____ INPUT FOR THIS TASK

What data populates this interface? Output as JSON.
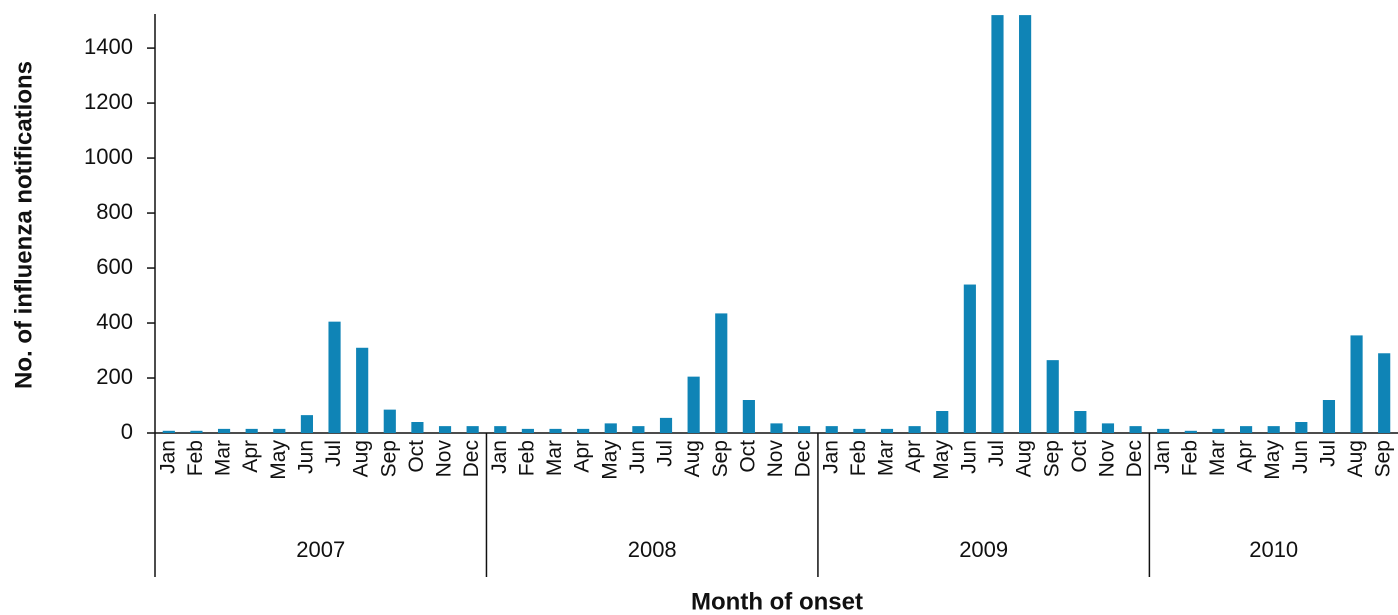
{
  "chart_data": {
    "type": "bar",
    "y_label": "No. of influenza notifications",
    "x_label": "Month of onset",
    "color": "#0f84b6",
    "groups": [
      {
        "label": "2007",
        "categories": [
          "Jan",
          "Feb",
          "Mar",
          "Apr",
          "May",
          "Jun",
          "Jul",
          "Aug",
          "Sep",
          "Oct",
          "Nov",
          "Dec"
        ]
      },
      {
        "label": "2008",
        "categories": [
          "Jan",
          "Feb",
          "Mar",
          "Apr",
          "May",
          "Jun",
          "Jul",
          "Aug",
          "Sep",
          "Oct",
          "Nov",
          "Dec"
        ]
      },
      {
        "label": "2009",
        "categories": [
          "Jan",
          "Feb",
          "Mar",
          "Apr",
          "May",
          "Jun",
          "Jul",
          "Aug",
          "Sep",
          "Oct",
          "Nov",
          "Dec"
        ]
      },
      {
        "label": "2010",
        "categories": [
          "Jan",
          "Feb",
          "Mar",
          "Apr",
          "May",
          "Jun",
          "Jul",
          "Aug",
          "Sep"
        ]
      }
    ],
    "values": [
      8,
      8,
      15,
      15,
      15,
      65,
      405,
      310,
      85,
      40,
      25,
      25,
      25,
      15,
      15,
      15,
      35,
      25,
      55,
      205,
      435,
      120,
      35,
      25,
      25,
      15,
      15,
      25,
      80,
      540,
      1520,
      1520,
      265,
      80,
      35,
      25,
      15,
      8,
      15,
      25,
      25,
      40,
      120,
      355,
      290
    ],
    "ylim": [
      0,
      1524
    ],
    "yticks": [
      0,
      200,
      400,
      600,
      800,
      1000,
      1200,
      1400
    ]
  }
}
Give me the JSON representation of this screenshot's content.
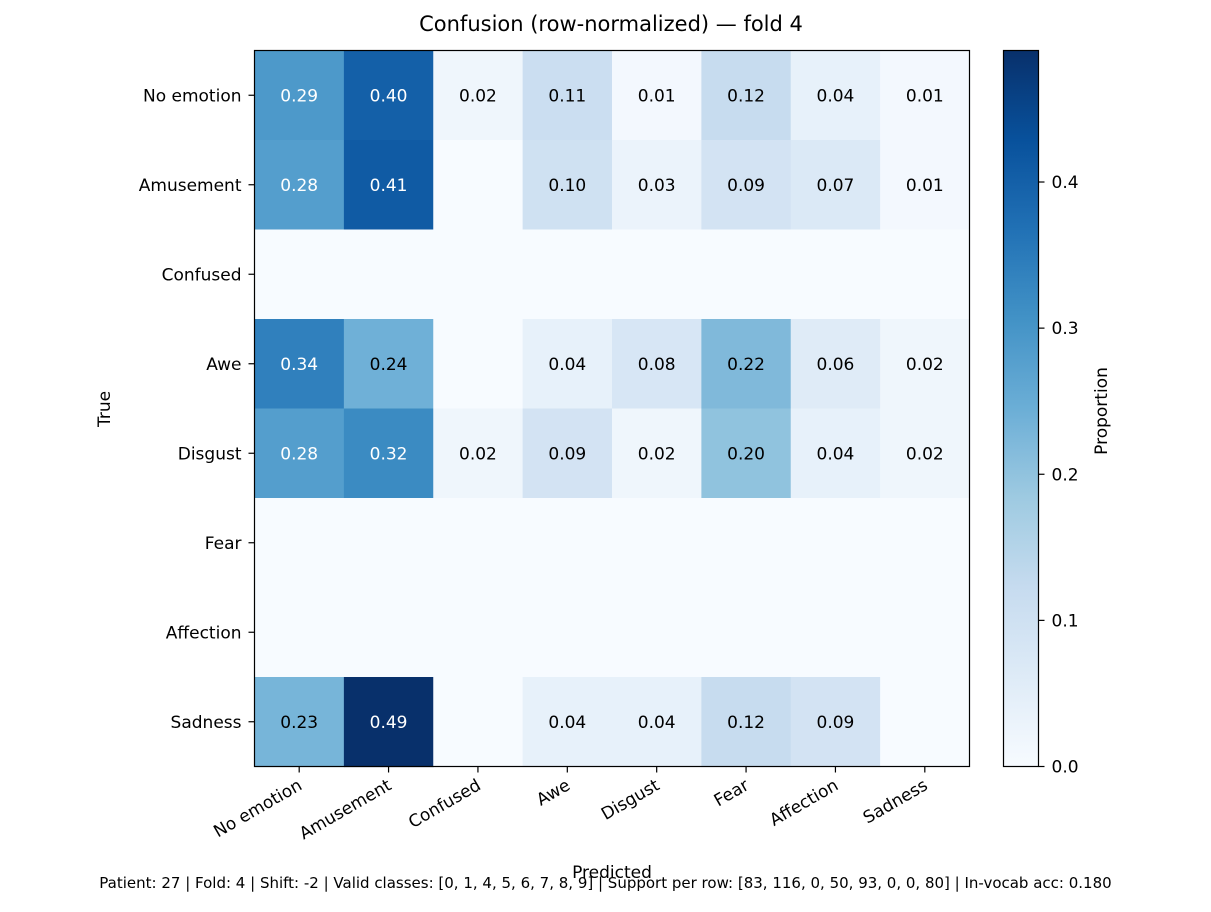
{
  "chart_data": {
    "type": "heatmap",
    "title": "Confusion (row-normalized) — fold 4",
    "xlabel": "Predicted",
    "ylabel": "True",
    "x_categories": [
      "No emotion",
      "Amusement",
      "Confused",
      "Awe",
      "Disgust",
      "Fear",
      "Affection",
      "Sadness"
    ],
    "y_categories": [
      "No emotion",
      "Amusement",
      "Confused",
      "Awe",
      "Disgust",
      "Fear",
      "Affection",
      "Sadness"
    ],
    "values": [
      [
        0.29,
        0.4,
        0.02,
        0.11,
        0.01,
        0.12,
        0.04,
        0.01
      ],
      [
        0.28,
        0.41,
        0,
        0.1,
        0.03,
        0.09,
        0.07,
        0.01
      ],
      [
        0,
        0,
        0,
        0,
        0,
        0,
        0,
        0
      ],
      [
        0.34,
        0.24,
        0,
        0.04,
        0.08,
        0.22,
        0.06,
        0.02
      ],
      [
        0.28,
        0.32,
        0.02,
        0.09,
        0.02,
        0.2,
        0.04,
        0.02
      ],
      [
        0,
        0,
        0,
        0,
        0,
        0,
        0,
        0
      ],
      [
        0,
        0,
        0,
        0,
        0,
        0,
        0,
        0
      ],
      [
        0.23,
        0.49,
        0,
        0.04,
        0.04,
        0.12,
        0.09,
        0
      ]
    ],
    "colorbar": {
      "label": "Proportion",
      "range": [
        0,
        0.49
      ],
      "ticks": [
        0.0,
        0.1,
        0.2,
        0.3,
        0.4
      ],
      "tick_labels": [
        "0.0",
        "0.1",
        "0.2",
        "0.3",
        "0.4"
      ],
      "colormap": "Blues"
    },
    "footer": "Patient: 27 | Fold: 4 | Shift: -2 | Valid classes: [0, 1, 4, 5, 6, 7, 8, 9] | Support per row: [83, 116, 0, 50, 93, 0, 0, 80] | In-vocab acc: 0.180"
  }
}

________

**WRITTEN INSTRUCTION**
Each record above should come back exactly the same, only without its pictures.

**FULL RESPONSE**
What data populates this interface? Output as JSON.
{
  "chart_data": {
    "type": "bar",
    "y_label": "No. of influenza notifications",
    "x_label": "Month of onset",
    "color": "#0f84b6",
    "groups": [
      {
        "label": "2007",
        "categories": [
          "Jan",
          "Feb",
          "Mar",
          "Apr",
          "May",
          "Jun",
          "Jul",
          "Aug",
          "Sep",
          "Oct",
          "Nov",
          "Dec"
        ]
      },
      {
        "label": "2008",
        "categories": [
          "Jan",
          "Feb",
          "Mar",
          "Apr",
          "May",
          "Jun",
          "Jul",
          "Aug",
          "Sep",
          "Oct",
          "Nov",
          "Dec"
        ]
      },
      {
        "label": "2009",
        "categories": [
          "Jan",
          "Feb",
          "Mar",
          "Apr",
          "May",
          "Jun",
          "Jul",
          "Aug",
          "Sep",
          "Oct",
          "Nov",
          "Dec"
        ]
      },
      {
        "label": "2010",
        "categories": [
          "Jan",
          "Feb",
          "Mar",
          "Apr",
          "May",
          "Jun",
          "Jul",
          "Aug",
          "Sep"
        ]
      }
    ],
    "values": [
      8,
      8,
      15,
      15,
      15,
      65,
      405,
      310,
      85,
      40,
      25,
      25,
      25,
      15,
      15,
      15,
      35,
      25,
      55,
      205,
      435,
      120,
      35,
      25,
      25,
      15,
      15,
      25,
      80,
      540,
      1520,
      1520,
      265,
      80,
      35,
      25,
      15,
      8,
      15,
      25,
      25,
      40,
      120,
      355,
      290
    ],
    "ylim": [
      0,
      1524
    ],
    "yticks": [
      0,
      200,
      400,
      600,
      800,
      1000,
      1200,
      1400
    ]
  }
}
Give me the JSON representation of this screenshot's content.
{
  "chart_data": {
    "type": "heatmap",
    "title": "Confusion (row-normalized) — fold 4",
    "xlabel": "Predicted",
    "ylabel": "True",
    "x_categories": [
      "No emotion",
      "Amusement",
      "Confused",
      "Awe",
      "Disgust",
      "Fear",
      "Affection",
      "Sadness"
    ],
    "y_categories": [
      "No emotion",
      "Amusement",
      "Confused",
      "Awe",
      "Disgust",
      "Fear",
      "Affection",
      "Sadness"
    ],
    "values": [
      [
        0.29,
        0.4,
        0.02,
        0.11,
        0.01,
        0.12,
        0.04,
        0.01
      ],
      [
        0.28,
        0.41,
        0,
        0.1,
        0.03,
        0.09,
        0.07,
        0.01
      ],
      [
        0,
        0,
        0,
        0,
        0,
        0,
        0,
        0
      ],
      [
        0.34,
        0.24,
        0,
        0.04,
        0.08,
        0.22,
        0.06,
        0.02
      ],
      [
        0.28,
        0.32,
        0.02,
        0.09,
        0.02,
        0.2,
        0.04,
        0.02
      ],
      [
        0,
        0,
        0,
        0,
        0,
        0,
        0,
        0
      ],
      [
        0,
        0,
        0,
        0,
        0,
        0,
        0,
        0
      ],
      [
        0.23,
        0.49,
        0,
        0.04,
        0.04,
        0.12,
        0.09,
        0
      ]
    ],
    "colorbar": {
      "label": "Proportion",
      "range": [
        0,
        0.49
      ],
      "ticks": [
        0.0,
        0.1,
        0.2,
        0.3,
        0.4
      ],
      "tick_labels": [
        "0.0",
        "0.1",
        "0.2",
        "0.3",
        "0.4"
      ],
      "colormap": "Blues"
    },
    "footer": "Patient: 27 | Fold: 4 | Shift: -2 | Valid classes: [0, 1, 4, 5, 6, 7, 8, 9] | Support per row: [83, 116, 0, 50, 93, 0, 0, 80] | In-vocab acc: 0.180"
  }
}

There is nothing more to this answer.